# What to do:
Repeat every line below exactly, word for word.

# Information shown:
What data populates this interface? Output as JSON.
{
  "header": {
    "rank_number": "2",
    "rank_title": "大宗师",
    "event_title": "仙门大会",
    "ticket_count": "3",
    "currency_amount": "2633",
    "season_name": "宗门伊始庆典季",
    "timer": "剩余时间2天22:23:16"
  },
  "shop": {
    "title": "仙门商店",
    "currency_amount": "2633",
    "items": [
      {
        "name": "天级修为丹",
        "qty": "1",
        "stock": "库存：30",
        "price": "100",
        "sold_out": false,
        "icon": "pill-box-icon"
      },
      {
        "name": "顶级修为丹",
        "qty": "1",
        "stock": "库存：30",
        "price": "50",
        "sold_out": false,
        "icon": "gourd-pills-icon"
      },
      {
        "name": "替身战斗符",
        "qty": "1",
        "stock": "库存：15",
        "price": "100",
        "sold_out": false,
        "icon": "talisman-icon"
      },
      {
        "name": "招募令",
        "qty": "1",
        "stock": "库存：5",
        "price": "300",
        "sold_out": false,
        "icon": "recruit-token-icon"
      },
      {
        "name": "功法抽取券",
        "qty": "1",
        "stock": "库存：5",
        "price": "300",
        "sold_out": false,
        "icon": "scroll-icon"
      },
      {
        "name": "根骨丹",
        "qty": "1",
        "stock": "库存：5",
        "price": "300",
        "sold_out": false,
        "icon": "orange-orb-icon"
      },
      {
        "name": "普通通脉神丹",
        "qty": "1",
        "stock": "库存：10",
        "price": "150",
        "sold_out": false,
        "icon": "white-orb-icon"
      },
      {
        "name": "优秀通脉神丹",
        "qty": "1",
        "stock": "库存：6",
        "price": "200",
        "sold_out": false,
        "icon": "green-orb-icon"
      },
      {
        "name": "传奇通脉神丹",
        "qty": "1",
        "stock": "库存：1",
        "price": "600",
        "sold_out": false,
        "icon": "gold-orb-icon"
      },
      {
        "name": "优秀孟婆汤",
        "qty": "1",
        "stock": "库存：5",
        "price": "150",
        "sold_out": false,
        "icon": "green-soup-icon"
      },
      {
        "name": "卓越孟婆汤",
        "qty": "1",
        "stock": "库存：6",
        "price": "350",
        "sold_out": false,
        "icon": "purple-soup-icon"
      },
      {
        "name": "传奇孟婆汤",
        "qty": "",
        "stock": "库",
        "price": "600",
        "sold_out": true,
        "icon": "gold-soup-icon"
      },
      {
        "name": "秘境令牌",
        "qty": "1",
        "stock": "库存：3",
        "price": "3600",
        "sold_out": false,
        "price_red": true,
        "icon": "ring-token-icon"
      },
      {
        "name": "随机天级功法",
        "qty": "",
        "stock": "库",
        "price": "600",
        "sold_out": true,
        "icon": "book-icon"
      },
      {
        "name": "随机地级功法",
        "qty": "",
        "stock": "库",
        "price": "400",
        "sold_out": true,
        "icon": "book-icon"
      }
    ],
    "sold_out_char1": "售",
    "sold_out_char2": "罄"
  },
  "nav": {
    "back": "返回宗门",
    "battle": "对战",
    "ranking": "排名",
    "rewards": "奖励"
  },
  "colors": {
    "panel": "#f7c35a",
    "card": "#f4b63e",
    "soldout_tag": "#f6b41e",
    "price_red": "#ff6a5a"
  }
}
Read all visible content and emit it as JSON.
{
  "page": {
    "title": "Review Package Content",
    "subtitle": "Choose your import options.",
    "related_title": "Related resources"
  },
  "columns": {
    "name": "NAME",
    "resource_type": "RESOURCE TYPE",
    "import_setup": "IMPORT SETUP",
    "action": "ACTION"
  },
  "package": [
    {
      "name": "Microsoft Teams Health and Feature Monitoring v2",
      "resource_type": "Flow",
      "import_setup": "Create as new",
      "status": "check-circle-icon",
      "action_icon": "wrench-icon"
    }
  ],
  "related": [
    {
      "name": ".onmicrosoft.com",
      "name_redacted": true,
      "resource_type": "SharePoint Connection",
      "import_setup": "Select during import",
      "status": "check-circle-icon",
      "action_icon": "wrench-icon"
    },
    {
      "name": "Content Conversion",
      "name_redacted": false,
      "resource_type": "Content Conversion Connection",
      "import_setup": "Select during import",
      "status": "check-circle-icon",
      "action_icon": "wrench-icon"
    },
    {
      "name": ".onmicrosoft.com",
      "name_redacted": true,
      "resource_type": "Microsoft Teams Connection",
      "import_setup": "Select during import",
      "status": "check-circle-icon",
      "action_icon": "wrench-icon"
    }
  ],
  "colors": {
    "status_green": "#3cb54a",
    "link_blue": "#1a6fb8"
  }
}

# Expected answer:
What data populates this interface? Output as JSON.
{
  "header": {
    "rank_number": "2",
    "rank_title": "大宗师",
    "event_title": "仙门大会",
    "ticket_count": "3",
    "currency_amount": "2633",
    "season_name": "宗门伊始庆典季",
    "timer": "剩余时间2天22:23:16"
  },
  "shop": {
    "title": "仙门商店",
    "currency_amount": "2633",
    "items": [
      {
        "name": "天级修为丹",
        "qty": "1",
        "stock": "库存：30",
        "price": "100",
        "sold_out": false,
        "icon": "pill-box-icon"
      },
      {
        "name": "顶级修为丹",
        "qty": "1",
        "stock": "库存：30",
        "price": "50",
        "sold_out": false,
        "icon": "gourd-pills-icon"
      },
      {
        "name": "替身战斗符",
        "qty": "1",
        "stock": "库存：15",
        "price": "100",
        "sold_out": false,
        "icon": "talisman-icon"
      },
      {
        "name": "招募令",
        "qty": "1",
        "stock": "库存：5",
        "price": "300",
        "sold_out": false,
        "icon": "recruit-token-icon"
      },
      {
        "name": "功法抽取券",
        "qty": "1",
        "stock": "库存：5",
        "price": "300",
        "sold_out": false,
        "icon": "scroll-icon"
      },
      {
        "name": "根骨丹",
        "qty": "1",
        "stock": "库存：5",
        "price": "300",
        "sold_out": false,
        "icon": "orange-orb-icon"
      },
      {
        "name": "普通通脉神丹",
        "qty": "1",
        "stock": "库存：10",
        "price": "150",
        "sold_out": false,
        "icon": "white-orb-icon"
      },
      {
        "name": "优秀通脉神丹",
        "qty": "1",
        "stock": "库存：6",
        "price": "200",
        "sold_out": false,
        "icon": "green-orb-icon"
      },
      {
        "name": "传奇通脉神丹",
        "qty": "1",
        "stock": "库存：1",
        "price": "600",
        "sold_out": false,
        "icon": "gold-orb-icon"
      },
      {
        "name": "优秀孟婆汤",
        "qty": "1",
        "stock": "库存：5",
        "price": "150",
        "sold_out": false,
        "icon": "green-soup-icon"
      },
      {
        "name": "卓越孟婆汤",
        "qty": "1",
        "stock": "库存：6",
        "price": "350",
        "sold_out": false,
        "icon": "purple-soup-icon"
      },
      {
        "name": "传奇孟婆汤",
        "qty": "",
        "stock": "库",
        "price": "600",
        "sold_out": true,
        "icon": "gold-soup-icon"
      },
      {
        "name": "秘境令牌",
        "qty": "1",
        "stock": "库存：3",
        "price": "3600",
        "sold_out": false,
        "price_red": true,
        "icon": "ring-token-icon"
      },
      {
        "name": "随机天级功法",
        "qty": "",
        "stock": "库",
        "price": "600",
        "sold_out": true,
        "icon": "book-icon"
      },
      {
        "name": "随机地级功法",
        "qty": "",
        "stock": "库",
        "price": "400",
        "sold_out": true,
        "icon": "book-icon"
      }
    ],
    "sold_out_char1": "售",
    "sold_out_char2": "罄"
  },
  "nav": {
    "back": "返回宗门",
    "battle": "对战",
    "ranking": "排名",
    "rewards": "奖励"
  },
  "colors": {
    "panel": "#f7c35a",
    "card": "#f4b63e",
    "soldout_tag": "#f6b41e",
    "price_red": "#ff6a5a"
  }
}
Read all visible content and emit it as JSON.
{
  "page": {
    "title": "Review Package Content",
    "subtitle": "Choose your import options.",
    "related_title": "Related resources"
  },
  "columns": {
    "name": "NAME",
    "resource_type": "RESOURCE TYPE",
    "import_setup": "IMPORT SETUP",
    "action": "ACTION"
  },
  "package": [
    {
      "name": "Microsoft Teams Health and Feature Monitoring v2",
      "resource_type": "Flow",
      "import_setup": "Create as new",
      "status": "check-circle-icon",
      "action_icon": "wrench-icon"
    }
  ],
  "related": [
    {
      "name": ".onmicrosoft.com",
      "name_redacted": true,
      "resource_type": "SharePoint Connection",
      "import_setup": "Select during import",
      "status": "check-circle-icon",
      "action_icon": "wrench-icon"
    },
    {
      "name": "Content Conversion",
      "name_redacted": false,
      "resource_type": "Content Conversion Connection",
      "import_setup": "Select during import",
      "status": "check-circle-icon",
      "action_icon": "wrench-icon"
    },
    {
      "name": ".onmicrosoft.com",
      "name_redacted": true,
      "resource_type": "Microsoft Teams Connection",
      "import_setup": "Select during import",
      "status": "check-circle-icon",
      "action_icon": "wrench-icon"
    }
  ],
  "colors": {
    "status_green": "#3cb54a",
    "link_blue": "#1a6fb8"
  }
}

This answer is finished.